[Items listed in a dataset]

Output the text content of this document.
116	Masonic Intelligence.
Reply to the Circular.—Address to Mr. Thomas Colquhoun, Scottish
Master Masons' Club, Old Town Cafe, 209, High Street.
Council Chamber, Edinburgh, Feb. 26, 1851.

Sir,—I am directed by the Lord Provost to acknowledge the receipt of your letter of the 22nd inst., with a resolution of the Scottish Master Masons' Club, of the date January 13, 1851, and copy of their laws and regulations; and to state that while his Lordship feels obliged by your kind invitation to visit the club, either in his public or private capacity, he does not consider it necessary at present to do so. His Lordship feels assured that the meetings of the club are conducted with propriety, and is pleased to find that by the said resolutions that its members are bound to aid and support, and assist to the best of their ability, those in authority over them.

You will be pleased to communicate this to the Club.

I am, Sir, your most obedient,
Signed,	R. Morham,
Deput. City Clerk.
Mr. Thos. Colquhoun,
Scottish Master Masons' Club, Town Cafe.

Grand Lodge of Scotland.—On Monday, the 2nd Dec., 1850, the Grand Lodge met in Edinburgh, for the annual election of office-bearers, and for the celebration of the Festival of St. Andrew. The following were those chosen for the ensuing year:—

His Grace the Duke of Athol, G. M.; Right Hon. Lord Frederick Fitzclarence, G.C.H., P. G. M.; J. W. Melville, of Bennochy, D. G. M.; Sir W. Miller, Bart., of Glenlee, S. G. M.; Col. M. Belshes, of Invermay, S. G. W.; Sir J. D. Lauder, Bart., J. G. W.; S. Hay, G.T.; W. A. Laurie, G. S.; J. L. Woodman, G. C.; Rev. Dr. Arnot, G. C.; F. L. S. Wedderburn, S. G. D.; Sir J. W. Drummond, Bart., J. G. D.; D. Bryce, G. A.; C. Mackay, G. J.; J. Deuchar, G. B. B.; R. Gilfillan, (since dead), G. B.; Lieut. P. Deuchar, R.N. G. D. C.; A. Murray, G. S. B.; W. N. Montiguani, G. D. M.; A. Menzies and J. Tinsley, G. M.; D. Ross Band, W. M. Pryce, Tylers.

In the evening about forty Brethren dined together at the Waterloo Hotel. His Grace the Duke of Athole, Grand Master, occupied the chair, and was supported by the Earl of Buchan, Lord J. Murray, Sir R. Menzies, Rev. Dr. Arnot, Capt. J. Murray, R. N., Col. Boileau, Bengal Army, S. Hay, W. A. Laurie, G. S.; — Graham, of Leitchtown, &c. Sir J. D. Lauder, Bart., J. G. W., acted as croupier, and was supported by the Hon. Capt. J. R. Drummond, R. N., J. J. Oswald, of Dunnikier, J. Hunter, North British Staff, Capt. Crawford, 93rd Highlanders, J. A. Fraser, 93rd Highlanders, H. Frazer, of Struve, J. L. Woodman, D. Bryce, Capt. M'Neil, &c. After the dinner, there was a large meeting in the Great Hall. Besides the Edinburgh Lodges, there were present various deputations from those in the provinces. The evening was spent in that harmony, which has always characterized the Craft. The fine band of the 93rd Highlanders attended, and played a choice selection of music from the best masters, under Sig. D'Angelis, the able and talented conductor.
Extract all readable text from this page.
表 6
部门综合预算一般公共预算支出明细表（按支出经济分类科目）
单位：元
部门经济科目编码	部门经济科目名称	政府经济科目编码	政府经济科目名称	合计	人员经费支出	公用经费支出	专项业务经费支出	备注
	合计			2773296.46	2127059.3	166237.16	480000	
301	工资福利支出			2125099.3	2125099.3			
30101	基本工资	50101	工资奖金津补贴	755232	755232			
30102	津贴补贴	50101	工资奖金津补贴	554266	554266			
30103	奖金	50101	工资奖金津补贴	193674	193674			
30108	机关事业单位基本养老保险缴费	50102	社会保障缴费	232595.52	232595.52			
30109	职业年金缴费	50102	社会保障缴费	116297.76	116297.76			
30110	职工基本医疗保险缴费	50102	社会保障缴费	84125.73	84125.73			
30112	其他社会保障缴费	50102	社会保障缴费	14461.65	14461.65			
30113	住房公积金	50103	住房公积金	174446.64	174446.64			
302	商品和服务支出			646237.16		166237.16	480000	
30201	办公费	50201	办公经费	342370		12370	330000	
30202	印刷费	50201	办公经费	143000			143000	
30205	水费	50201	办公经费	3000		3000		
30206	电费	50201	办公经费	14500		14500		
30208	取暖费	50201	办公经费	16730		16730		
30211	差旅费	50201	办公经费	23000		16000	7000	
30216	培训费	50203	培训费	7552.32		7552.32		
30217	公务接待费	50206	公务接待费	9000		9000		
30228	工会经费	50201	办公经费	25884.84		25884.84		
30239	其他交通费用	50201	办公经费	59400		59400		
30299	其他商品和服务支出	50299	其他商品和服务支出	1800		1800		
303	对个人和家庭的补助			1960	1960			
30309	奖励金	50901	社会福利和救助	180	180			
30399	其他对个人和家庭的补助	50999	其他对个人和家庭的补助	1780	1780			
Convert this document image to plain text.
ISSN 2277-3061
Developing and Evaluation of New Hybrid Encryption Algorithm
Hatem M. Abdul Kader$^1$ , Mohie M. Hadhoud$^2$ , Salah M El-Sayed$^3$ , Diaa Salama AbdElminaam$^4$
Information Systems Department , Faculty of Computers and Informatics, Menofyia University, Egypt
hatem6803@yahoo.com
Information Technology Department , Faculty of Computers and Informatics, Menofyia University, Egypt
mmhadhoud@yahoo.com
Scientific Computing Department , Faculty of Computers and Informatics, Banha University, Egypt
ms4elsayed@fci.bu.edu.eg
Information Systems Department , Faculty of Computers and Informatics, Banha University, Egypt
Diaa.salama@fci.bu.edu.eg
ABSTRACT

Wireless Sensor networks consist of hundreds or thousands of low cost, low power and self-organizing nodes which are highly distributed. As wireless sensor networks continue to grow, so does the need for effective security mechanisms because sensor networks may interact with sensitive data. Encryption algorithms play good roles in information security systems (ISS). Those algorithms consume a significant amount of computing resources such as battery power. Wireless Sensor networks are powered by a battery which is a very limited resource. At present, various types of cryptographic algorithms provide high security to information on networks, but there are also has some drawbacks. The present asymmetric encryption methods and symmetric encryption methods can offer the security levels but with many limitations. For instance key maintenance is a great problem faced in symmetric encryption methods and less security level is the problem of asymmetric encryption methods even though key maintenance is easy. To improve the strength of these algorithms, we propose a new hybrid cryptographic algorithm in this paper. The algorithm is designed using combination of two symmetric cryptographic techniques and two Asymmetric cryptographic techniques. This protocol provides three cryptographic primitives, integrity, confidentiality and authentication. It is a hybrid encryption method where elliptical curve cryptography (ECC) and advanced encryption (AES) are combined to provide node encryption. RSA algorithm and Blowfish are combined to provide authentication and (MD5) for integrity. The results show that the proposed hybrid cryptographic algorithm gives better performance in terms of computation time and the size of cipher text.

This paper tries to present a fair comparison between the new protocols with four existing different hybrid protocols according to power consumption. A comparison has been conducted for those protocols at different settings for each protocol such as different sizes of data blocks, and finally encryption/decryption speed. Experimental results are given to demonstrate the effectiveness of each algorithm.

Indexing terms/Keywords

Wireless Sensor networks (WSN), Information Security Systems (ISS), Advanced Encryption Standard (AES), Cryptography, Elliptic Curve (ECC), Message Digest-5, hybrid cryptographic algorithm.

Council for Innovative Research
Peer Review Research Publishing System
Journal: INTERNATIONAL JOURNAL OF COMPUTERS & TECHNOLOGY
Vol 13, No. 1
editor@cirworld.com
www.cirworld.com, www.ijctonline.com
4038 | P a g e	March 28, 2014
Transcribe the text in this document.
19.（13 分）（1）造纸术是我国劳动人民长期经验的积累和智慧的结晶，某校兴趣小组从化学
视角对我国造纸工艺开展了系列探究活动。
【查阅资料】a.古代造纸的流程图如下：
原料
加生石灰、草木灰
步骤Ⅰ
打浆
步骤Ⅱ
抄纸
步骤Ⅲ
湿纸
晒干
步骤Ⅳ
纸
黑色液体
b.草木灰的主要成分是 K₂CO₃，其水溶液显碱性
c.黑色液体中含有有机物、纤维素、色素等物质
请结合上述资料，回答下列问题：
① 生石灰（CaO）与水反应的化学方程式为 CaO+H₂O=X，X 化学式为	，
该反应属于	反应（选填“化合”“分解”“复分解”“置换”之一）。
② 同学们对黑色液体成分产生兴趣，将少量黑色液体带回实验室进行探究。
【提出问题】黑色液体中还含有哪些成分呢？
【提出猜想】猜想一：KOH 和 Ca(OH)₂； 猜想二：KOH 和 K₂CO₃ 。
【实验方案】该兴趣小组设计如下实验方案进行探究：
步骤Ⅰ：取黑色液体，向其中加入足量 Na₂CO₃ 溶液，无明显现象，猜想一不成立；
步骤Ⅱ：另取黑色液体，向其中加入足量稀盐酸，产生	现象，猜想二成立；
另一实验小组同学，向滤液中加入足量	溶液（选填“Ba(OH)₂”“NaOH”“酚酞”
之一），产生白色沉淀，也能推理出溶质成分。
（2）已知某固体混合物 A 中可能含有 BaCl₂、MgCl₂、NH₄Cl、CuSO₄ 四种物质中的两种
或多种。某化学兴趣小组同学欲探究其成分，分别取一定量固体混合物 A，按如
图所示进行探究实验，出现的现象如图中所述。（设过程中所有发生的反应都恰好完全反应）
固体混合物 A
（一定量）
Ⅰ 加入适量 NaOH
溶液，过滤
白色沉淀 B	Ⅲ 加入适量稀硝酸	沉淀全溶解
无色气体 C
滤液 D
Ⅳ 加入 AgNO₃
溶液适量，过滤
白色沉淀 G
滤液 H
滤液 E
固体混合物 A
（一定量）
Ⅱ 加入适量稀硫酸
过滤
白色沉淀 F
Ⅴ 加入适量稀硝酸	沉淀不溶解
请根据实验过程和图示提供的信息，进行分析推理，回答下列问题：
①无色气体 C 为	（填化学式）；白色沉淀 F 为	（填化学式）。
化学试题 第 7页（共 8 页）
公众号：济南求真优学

Goal →
Tally the lines of the preceding listing in which the word "Department" appears; state nothing but the total.

Correct response →
4